### EXERCISE BRIEF:
Which lines hold the word "name"? Copy each of them from the material.

### INPUT FOR THIS TASK:
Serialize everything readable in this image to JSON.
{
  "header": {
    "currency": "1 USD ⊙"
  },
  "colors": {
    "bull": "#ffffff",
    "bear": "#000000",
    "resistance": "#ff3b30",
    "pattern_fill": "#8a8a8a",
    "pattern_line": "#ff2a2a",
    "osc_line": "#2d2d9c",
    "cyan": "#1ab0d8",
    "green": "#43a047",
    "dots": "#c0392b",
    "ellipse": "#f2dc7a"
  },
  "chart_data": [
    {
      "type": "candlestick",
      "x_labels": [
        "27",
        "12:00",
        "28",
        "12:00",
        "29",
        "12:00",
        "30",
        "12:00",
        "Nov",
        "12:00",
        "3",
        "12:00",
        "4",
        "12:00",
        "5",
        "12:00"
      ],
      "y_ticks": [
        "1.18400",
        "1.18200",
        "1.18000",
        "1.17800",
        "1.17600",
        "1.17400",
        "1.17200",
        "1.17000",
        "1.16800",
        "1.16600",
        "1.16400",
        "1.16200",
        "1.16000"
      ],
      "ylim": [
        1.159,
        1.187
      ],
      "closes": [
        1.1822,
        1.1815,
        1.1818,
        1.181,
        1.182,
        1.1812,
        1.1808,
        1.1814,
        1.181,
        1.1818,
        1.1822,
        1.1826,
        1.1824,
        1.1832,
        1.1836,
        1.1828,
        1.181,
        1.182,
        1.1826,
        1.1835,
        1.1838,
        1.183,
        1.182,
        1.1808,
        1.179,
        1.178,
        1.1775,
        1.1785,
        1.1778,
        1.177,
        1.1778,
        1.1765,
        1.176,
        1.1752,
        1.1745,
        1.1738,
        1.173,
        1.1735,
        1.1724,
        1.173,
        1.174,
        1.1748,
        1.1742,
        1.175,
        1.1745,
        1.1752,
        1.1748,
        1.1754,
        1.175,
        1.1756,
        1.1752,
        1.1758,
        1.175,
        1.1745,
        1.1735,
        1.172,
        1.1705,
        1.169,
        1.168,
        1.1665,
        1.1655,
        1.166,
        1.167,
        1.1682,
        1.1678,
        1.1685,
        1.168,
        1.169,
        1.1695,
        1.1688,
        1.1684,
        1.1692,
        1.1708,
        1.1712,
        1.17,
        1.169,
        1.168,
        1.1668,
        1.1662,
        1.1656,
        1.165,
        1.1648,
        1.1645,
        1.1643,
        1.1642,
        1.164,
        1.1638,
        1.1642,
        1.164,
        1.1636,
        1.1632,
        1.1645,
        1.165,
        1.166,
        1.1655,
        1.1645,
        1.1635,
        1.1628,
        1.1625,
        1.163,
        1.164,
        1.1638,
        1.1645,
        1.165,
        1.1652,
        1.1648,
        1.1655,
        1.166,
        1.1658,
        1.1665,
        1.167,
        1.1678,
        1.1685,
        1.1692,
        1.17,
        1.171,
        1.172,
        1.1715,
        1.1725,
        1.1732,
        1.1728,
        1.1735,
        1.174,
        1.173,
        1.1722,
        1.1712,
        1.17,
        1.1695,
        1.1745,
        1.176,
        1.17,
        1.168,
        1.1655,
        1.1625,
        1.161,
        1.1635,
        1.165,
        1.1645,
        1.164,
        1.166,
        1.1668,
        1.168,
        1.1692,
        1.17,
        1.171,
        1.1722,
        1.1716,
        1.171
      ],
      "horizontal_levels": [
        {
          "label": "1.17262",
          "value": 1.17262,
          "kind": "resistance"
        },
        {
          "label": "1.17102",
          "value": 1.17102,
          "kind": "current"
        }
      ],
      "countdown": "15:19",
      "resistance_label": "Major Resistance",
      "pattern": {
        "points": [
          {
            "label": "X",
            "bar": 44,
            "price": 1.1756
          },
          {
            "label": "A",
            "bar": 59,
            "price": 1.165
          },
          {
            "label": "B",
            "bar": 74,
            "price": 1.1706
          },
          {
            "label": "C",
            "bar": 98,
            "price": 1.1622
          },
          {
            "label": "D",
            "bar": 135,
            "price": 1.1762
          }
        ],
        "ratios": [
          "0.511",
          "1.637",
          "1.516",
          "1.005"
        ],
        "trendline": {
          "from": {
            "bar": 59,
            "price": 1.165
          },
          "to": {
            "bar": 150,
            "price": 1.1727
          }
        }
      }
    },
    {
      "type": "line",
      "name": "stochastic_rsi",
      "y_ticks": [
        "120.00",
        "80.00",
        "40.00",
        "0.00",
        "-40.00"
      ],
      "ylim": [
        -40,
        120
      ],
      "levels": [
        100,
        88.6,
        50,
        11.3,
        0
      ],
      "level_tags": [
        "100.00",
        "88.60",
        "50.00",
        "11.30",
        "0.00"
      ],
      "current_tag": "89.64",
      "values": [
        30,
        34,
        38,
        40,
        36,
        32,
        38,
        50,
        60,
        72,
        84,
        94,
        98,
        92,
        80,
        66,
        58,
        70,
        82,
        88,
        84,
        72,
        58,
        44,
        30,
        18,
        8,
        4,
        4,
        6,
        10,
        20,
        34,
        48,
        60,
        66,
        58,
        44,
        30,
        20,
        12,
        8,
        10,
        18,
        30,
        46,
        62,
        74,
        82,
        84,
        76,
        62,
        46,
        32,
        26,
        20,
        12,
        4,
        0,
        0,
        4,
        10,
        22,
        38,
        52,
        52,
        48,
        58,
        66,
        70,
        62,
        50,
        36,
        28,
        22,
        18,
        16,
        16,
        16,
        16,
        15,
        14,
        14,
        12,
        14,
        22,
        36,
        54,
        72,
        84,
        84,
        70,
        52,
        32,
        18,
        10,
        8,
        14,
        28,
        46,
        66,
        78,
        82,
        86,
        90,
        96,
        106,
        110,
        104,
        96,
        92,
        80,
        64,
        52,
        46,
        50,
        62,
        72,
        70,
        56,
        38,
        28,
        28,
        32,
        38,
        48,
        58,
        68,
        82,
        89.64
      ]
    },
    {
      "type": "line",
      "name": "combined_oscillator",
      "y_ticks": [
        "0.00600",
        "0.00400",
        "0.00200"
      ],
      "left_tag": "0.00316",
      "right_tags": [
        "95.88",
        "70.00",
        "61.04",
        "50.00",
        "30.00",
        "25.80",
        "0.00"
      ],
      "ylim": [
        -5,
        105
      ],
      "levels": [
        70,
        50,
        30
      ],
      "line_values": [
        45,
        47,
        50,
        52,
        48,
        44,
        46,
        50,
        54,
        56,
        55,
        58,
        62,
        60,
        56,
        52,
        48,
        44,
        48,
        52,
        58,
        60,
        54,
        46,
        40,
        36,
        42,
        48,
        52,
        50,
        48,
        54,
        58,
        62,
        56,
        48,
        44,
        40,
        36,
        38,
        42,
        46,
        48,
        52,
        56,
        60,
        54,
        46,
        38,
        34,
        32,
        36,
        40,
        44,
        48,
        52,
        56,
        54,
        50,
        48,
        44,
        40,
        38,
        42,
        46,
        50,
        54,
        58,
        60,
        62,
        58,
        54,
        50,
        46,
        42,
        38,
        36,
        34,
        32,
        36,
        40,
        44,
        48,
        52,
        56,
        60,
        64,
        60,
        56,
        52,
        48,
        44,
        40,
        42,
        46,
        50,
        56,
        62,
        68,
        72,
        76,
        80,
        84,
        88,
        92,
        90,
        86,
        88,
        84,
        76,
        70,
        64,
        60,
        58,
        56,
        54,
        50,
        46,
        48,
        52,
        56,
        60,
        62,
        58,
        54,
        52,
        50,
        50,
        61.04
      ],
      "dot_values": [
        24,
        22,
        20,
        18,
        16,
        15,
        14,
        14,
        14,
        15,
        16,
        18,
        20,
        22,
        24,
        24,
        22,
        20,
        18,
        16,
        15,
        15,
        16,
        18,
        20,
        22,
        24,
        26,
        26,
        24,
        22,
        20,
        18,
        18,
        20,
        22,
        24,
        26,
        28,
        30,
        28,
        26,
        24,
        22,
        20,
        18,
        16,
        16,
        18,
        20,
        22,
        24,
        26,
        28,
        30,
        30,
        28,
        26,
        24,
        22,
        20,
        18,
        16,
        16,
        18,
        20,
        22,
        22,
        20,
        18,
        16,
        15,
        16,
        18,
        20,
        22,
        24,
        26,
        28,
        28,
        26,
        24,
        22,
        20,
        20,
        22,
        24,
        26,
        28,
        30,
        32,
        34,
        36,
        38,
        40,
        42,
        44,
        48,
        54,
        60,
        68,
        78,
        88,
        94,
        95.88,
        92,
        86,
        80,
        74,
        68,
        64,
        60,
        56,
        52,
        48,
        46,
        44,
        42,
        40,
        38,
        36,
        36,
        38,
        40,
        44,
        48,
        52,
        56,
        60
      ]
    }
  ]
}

### EXERCISE OUTPUT:
      "name": "stochastic_rsi",
      "name": "combined_oscillator",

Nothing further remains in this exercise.